--- START ---

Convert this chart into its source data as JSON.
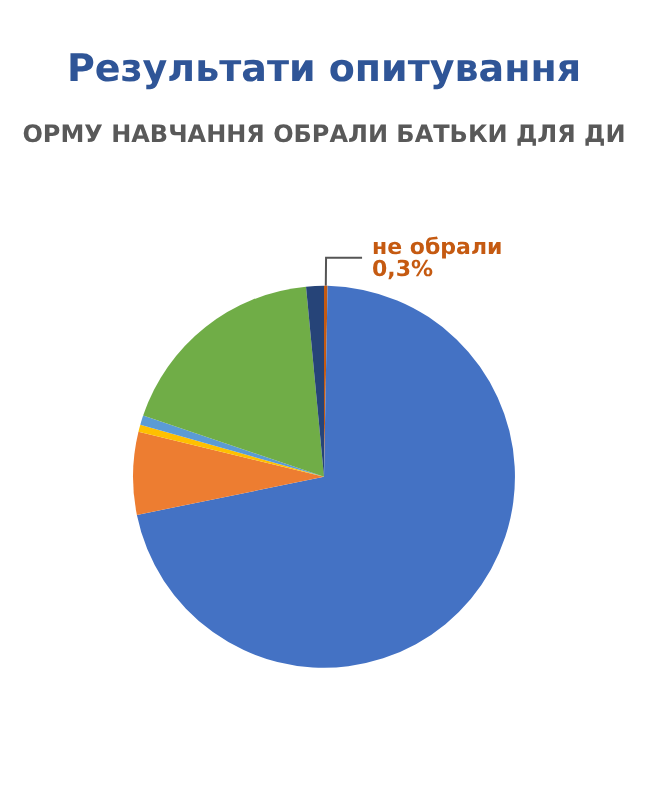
{
  "chart_data": {
    "type": "pie",
    "title": "Результати опитування",
    "subtitle": "ОРМУ НАВЧАННЯ ОБРАЛИ БАТЬКИ ДЛЯ ДИ",
    "categories": [
      "не обрали",
      null,
      null,
      null,
      null,
      null,
      null
    ],
    "values": [
      0.3,
      71.5,
      7,
      0.6,
      0.8,
      18.3,
      1.5
    ],
    "colors": [
      "#c55a11",
      "#4472c4",
      "#ed7d31",
      "#ffc000",
      "#5b9bd5",
      "#70ad47",
      "#264478"
    ],
    "value_labels": [
      "0,3%",
      null,
      null,
      null,
      null,
      null,
      null
    ]
  }
}
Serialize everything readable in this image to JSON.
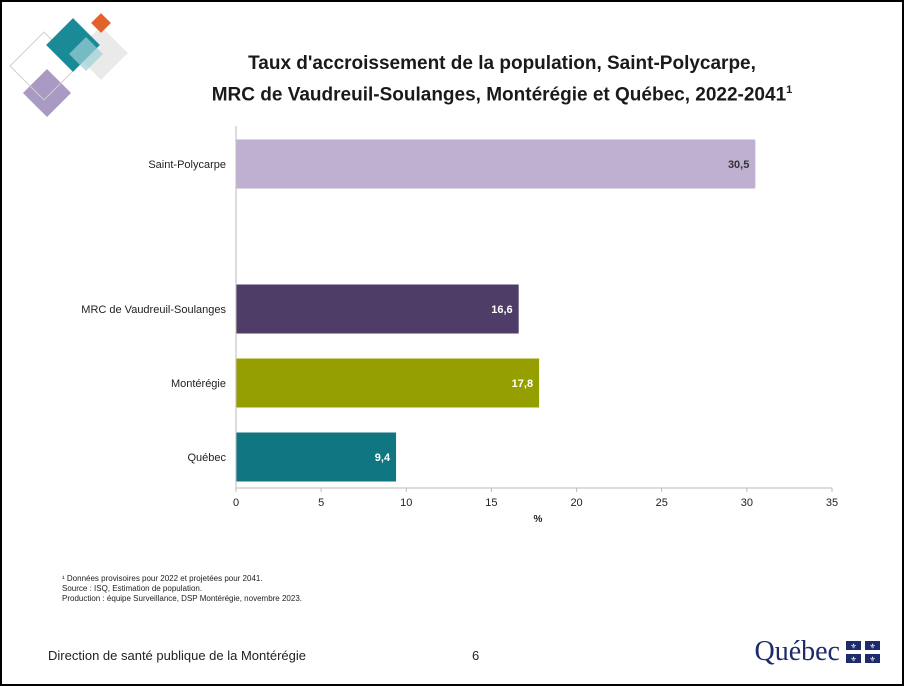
{
  "title": {
    "line1": "Taux d'accroissement de la population, Saint-Polycarpe,",
    "line2": "MRC de Vaudreuil-Soulanges, Montérégie et Québec, 2022-2041",
    "sup": "1"
  },
  "chart_data": {
    "type": "bar",
    "orientation": "horizontal",
    "categories": [
      "Saint-Polycarpe",
      "MRC de Vaudreuil-Soulanges",
      "Montérégie",
      "Québec"
    ],
    "values": [
      30.5,
      16.6,
      17.8,
      9.4
    ],
    "value_labels": [
      "30,5",
      "16,6",
      "17,8",
      "9,4"
    ],
    "colors": [
      "#bfb0d1",
      "#4e3d66",
      "#95a000",
      "#0f7682"
    ],
    "label_colors": [
      "#333333",
      "#ffffff",
      "#ffffff",
      "#ffffff"
    ],
    "xlabel": "%",
    "xlim": [
      0,
      35
    ],
    "xticks": [
      "0",
      "5",
      "10",
      "15",
      "20",
      "25",
      "30",
      "35"
    ],
    "grid": false,
    "legend": "none"
  },
  "footnotes": {
    "line1": "¹ Données provisoires pour 2022 et projetées pour 2041.",
    "line2": "Source : ISQ, Estimation de population.",
    "line3": "Production : équipe Surveillance, DSP Montérégie, novembre 2023."
  },
  "footer": {
    "organization": "Direction de santé publique de la Montérégie",
    "page_number": "6",
    "logo_text": "Québec"
  },
  "icons": {
    "decor": "diamond-shapes-decor",
    "flag": "quebec-flag-icon"
  }
}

--- END ---

Return every line holding the word "Québec" from the records.

**Written solution**
    "line2": "MRC de Vaudreuil-Soulanges, Montérégie et Québec, 2022-2041",
      "Québec"
    "logo_text": "Québec"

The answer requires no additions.